[Dataset rows about figures]
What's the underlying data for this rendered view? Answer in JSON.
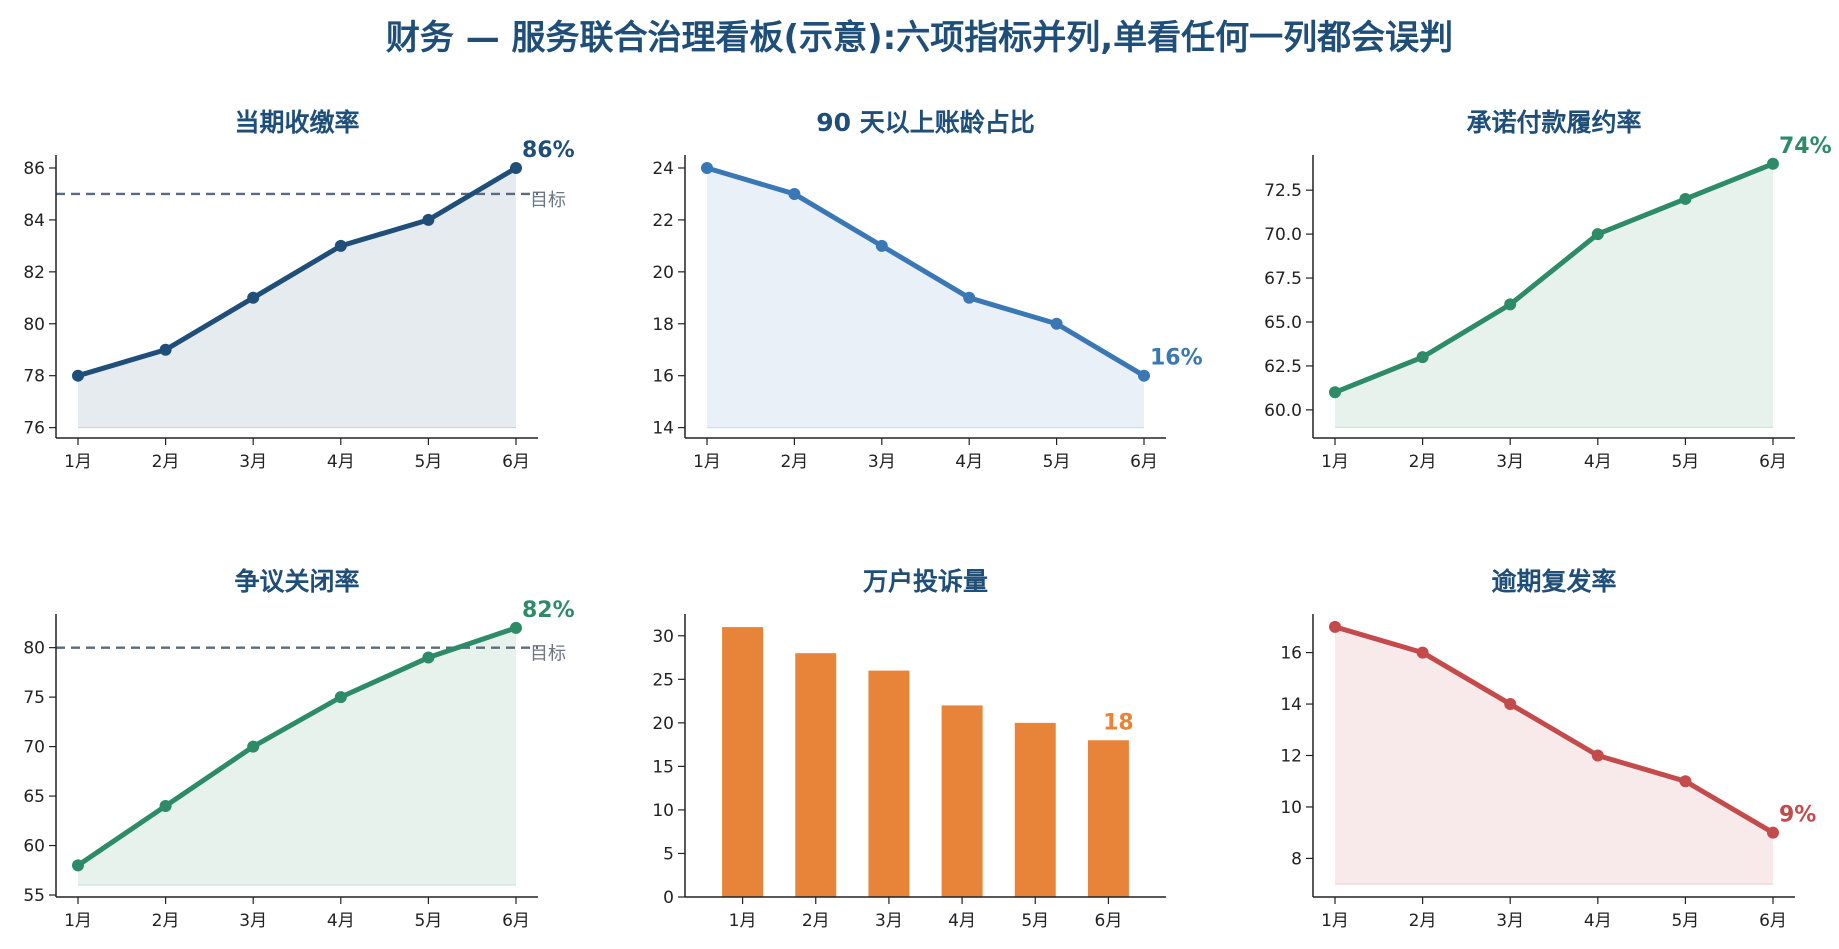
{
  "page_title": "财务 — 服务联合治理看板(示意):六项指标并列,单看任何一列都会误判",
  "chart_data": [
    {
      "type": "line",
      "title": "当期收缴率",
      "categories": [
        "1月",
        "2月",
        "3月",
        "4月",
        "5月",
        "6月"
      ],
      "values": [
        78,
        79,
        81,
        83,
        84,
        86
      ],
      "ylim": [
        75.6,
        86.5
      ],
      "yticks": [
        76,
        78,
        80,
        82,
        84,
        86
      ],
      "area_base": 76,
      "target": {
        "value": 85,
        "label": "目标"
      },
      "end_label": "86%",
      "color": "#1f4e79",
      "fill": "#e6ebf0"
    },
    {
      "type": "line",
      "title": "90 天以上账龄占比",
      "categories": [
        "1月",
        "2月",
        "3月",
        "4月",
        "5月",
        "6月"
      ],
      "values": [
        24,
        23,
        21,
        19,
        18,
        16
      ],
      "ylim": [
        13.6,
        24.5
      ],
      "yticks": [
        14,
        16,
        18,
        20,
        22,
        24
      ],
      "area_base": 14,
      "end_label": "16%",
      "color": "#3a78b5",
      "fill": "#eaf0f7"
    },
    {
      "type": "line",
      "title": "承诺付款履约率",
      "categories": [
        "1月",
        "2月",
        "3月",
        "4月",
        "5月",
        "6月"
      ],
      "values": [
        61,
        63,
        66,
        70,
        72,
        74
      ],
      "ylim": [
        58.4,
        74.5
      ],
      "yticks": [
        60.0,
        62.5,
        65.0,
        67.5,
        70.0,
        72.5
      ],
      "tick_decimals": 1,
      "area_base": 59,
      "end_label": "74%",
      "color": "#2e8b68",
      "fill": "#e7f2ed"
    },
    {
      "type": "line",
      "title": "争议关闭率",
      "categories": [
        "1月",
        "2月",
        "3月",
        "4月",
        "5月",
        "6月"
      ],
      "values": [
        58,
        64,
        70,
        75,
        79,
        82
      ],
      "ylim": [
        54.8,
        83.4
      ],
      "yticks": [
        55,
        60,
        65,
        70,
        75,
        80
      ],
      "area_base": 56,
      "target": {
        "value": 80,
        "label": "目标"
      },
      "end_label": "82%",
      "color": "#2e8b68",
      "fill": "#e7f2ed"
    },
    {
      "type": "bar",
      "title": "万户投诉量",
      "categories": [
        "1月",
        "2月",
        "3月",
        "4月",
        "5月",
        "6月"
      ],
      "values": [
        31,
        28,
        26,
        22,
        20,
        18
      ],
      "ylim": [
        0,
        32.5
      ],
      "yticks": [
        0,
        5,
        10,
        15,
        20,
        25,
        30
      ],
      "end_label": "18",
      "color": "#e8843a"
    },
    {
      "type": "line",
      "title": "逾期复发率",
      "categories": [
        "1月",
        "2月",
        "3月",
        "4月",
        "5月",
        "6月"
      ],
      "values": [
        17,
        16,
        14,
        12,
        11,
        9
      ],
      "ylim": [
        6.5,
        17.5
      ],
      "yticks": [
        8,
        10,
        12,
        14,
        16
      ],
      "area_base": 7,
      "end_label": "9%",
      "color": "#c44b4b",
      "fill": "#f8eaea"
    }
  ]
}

**SET TASK:**
Transcribe all the data word for word; the images stay out.

**SOLUTION TO THIS PROBLEM:**
What's the underlying data for this rendered view? Answer in JSON.
{
  "page_title": "财务 — 服务联合治理看板(示意):六项指标并列,单看任何一列都会误判",
  "chart_data": [
    {
      "type": "line",
      "title": "当期收缴率",
      "categories": [
        "1月",
        "2月",
        "3月",
        "4月",
        "5月",
        "6月"
      ],
      "values": [
        78,
        79,
        81,
        83,
        84,
        86
      ],
      "ylim": [
        75.6,
        86.5
      ],
      "yticks": [
        76,
        78,
        80,
        82,
        84,
        86
      ],
      "area_base": 76,
      "target": {
        "value": 85,
        "label": "目标"
      },
      "end_label": "86%",
      "color": "#1f4e79",
      "fill": "#e6ebf0"
    },
    {
      "type": "line",
      "title": "90 天以上账龄占比",
      "categories": [
        "1月",
        "2月",
        "3月",
        "4月",
        "5月",
        "6月"
      ],
      "values": [
        24,
        23,
        21,
        19,
        18,
        16
      ],
      "ylim": [
        13.6,
        24.5
      ],
      "yticks": [
        14,
        16,
        18,
        20,
        22,
        24
      ],
      "area_base": 14,
      "end_label": "16%",
      "color": "#3a78b5",
      "fill": "#eaf0f7"
    },
    {
      "type": "line",
      "title": "承诺付款履约率",
      "categories": [
        "1月",
        "2月",
        "3月",
        "4月",
        "5月",
        "6月"
      ],
      "values": [
        61,
        63,
        66,
        70,
        72,
        74
      ],
      "ylim": [
        58.4,
        74.5
      ],
      "yticks": [
        60.0,
        62.5,
        65.0,
        67.5,
        70.0,
        72.5
      ],
      "tick_decimals": 1,
      "area_base": 59,
      "end_label": "74%",
      "color": "#2e8b68",
      "fill": "#e7f2ed"
    },
    {
      "type": "line",
      "title": "争议关闭率",
      "categories": [
        "1月",
        "2月",
        "3月",
        "4月",
        "5月",
        "6月"
      ],
      "values": [
        58,
        64,
        70,
        75,
        79,
        82
      ],
      "ylim": [
        54.8,
        83.4
      ],
      "yticks": [
        55,
        60,
        65,
        70,
        75,
        80
      ],
      "area_base": 56,
      "target": {
        "value": 80,
        "label": "目标"
      },
      "end_label": "82%",
      "color": "#2e8b68",
      "fill": "#e7f2ed"
    },
    {
      "type": "bar",
      "title": "万户投诉量",
      "categories": [
        "1月",
        "2月",
        "3月",
        "4月",
        "5月",
        "6月"
      ],
      "values": [
        31,
        28,
        26,
        22,
        20,
        18
      ],
      "ylim": [
        0,
        32.5
      ],
      "yticks": [
        0,
        5,
        10,
        15,
        20,
        25,
        30
      ],
      "end_label": "18",
      "color": "#e8843a"
    },
    {
      "type": "line",
      "title": "逾期复发率",
      "categories": [
        "1月",
        "2月",
        "3月",
        "4月",
        "5月",
        "6月"
      ],
      "values": [
        17,
        16,
        14,
        12,
        11,
        9
      ],
      "ylim": [
        6.5,
        17.5
      ],
      "yticks": [
        8,
        10,
        12,
        14,
        16
      ],
      "area_base": 7,
      "end_label": "9%",
      "color": "#c44b4b",
      "fill": "#f8eaea"
    }
  ]
}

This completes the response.